Data records
------------------------------------------------------------

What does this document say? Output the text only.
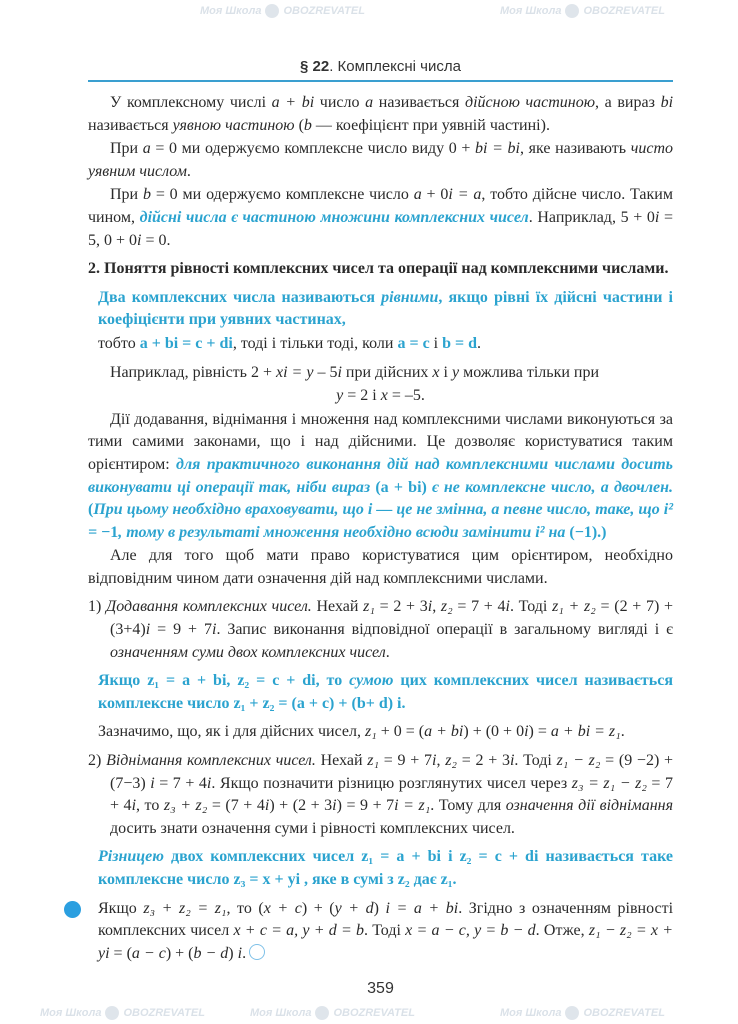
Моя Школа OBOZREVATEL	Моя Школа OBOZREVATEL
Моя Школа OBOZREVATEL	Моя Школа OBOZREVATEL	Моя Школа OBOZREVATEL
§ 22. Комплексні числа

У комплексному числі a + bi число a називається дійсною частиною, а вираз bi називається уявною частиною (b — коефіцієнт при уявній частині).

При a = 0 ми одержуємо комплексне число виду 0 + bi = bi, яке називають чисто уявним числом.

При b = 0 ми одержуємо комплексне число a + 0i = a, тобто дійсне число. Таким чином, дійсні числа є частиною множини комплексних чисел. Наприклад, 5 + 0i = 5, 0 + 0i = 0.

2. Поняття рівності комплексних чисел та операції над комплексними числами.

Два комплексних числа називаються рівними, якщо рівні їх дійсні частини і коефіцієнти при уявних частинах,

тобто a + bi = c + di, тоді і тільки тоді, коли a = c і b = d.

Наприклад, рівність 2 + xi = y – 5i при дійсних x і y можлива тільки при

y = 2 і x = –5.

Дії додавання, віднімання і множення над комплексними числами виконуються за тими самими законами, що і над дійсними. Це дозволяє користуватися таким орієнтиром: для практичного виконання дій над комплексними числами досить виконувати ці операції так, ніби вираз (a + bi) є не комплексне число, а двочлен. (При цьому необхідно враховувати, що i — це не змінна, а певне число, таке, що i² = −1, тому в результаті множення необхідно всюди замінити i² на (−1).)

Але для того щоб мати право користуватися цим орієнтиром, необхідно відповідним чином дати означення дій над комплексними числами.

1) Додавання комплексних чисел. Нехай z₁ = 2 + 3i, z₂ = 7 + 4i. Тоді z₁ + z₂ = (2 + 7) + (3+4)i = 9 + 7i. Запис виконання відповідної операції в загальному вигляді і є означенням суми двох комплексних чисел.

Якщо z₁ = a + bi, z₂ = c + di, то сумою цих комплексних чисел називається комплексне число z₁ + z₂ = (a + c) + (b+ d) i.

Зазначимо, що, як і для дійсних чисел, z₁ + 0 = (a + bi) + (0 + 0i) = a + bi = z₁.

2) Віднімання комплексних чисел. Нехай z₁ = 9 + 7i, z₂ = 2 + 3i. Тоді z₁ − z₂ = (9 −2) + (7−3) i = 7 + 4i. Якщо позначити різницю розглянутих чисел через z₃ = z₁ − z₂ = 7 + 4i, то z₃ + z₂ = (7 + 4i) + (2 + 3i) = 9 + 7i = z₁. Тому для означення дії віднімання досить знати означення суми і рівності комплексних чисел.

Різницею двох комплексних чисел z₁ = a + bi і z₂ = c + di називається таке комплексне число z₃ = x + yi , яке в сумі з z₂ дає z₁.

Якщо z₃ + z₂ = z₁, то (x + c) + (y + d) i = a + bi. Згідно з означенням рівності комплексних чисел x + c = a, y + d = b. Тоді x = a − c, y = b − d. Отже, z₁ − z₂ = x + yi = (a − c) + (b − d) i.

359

------------------------------------------------------------

▶ **What is asked**
Repeat the listing in full and exactly. Leave any pictures out.

▶ **Written reply**
What does this document say? Output the text only.
Моя Школа OBOZREVATEL	Моя Школа OBOZREVATEL
Моя Школа OBOZREVATEL	Моя Школа OBOZREVATEL	Моя Школа OBOZREVATEL
§ 22. Комплексні числа

У комплексному числі a + bi число a називається дійсною частиною, а вираз bi називається уявною частиною (b — коефіцієнт при уявній частині).

При a = 0 ми одержуємо комплексне число виду 0 + bi = bi, яке називають чисто уявним числом.

При b = 0 ми одержуємо комплексне число a + 0i = a, тобто дійсне число. Таким чином, дійсні числа є частиною множини комплексних чисел. Наприклад, 5 + 0i = 5, 0 + 0i = 0.

2. Поняття рівності комплексних чисел та операції над комплексними числами.

Два комплексних числа називаються рівними, якщо рівні їх дійсні частини і коефіцієнти при уявних частинах,

тобто a + bi = c + di, тоді і тільки тоді, коли a = c і b = d.

Наприклад, рівність 2 + xi = y – 5i при дійсних x і y можлива тільки при

y = 2 і x = –5.

Дії додавання, віднімання і множення над комплексними числами виконуються за тими самими законами, що і над дійсними. Це дозволяє користуватися таким орієнтиром: для практичного виконання дій над комплексними числами досить виконувати ці операції так, ніби вираз (a + bi) є не комплексне число, а двочлен. (При цьому необхідно враховувати, що i — це не змінна, а певне число, таке, що i² = −1, тому в результаті множення необхідно всюди замінити i² на (−1).)

Але для того щоб мати право користуватися цим орієнтиром, необхідно відповідним чином дати означення дій над комплексними числами.

1) Додавання комплексних чисел. Нехай z₁ = 2 + 3i, z₂ = 7 + 4i. Тоді z₁ + z₂ = (2 + 7) + (3+4)i = 9 + 7i. Запис виконання відповідної операції в загальному вигляді і є означенням суми двох комплексних чисел.

Якщо z₁ = a + bi, z₂ = c + di, то сумою цих комплексних чисел називається комплексне число z₁ + z₂ = (a + c) + (b+ d) i.

Зазначимо, що, як і для дійсних чисел, z₁ + 0 = (a + bi) + (0 + 0i) = a + bi = z₁.

2) Віднімання комплексних чисел. Нехай z₁ = 9 + 7i, z₂ = 2 + 3i. Тоді z₁ − z₂ = (9 −2) + (7−3) i = 7 + 4i. Якщо позначити різницю розглянутих чисел через z₃ = z₁ − z₂ = 7 + 4i, то z₃ + z₂ = (7 + 4i) + (2 + 3i) = 9 + 7i = z₁. Тому для означення дії віднімання досить знати означення суми і рівності комплексних чисел.

Різницею двох комплексних чисел z₁ = a + bi і z₂ = c + di називається таке комплексне число z₃ = x + yi , яке в сумі з z₂ дає z₁.

Якщо z₃ + z₂ = z₁, то (x + c) + (y + d) i = a + bi. Згідно з означенням рівності комплексних чисел x + c = a, y + d = b. Тоді x = a − c, y = b − d. Отже, z₁ − z₂ = x + yi = (a − c) + (b − d) i.

359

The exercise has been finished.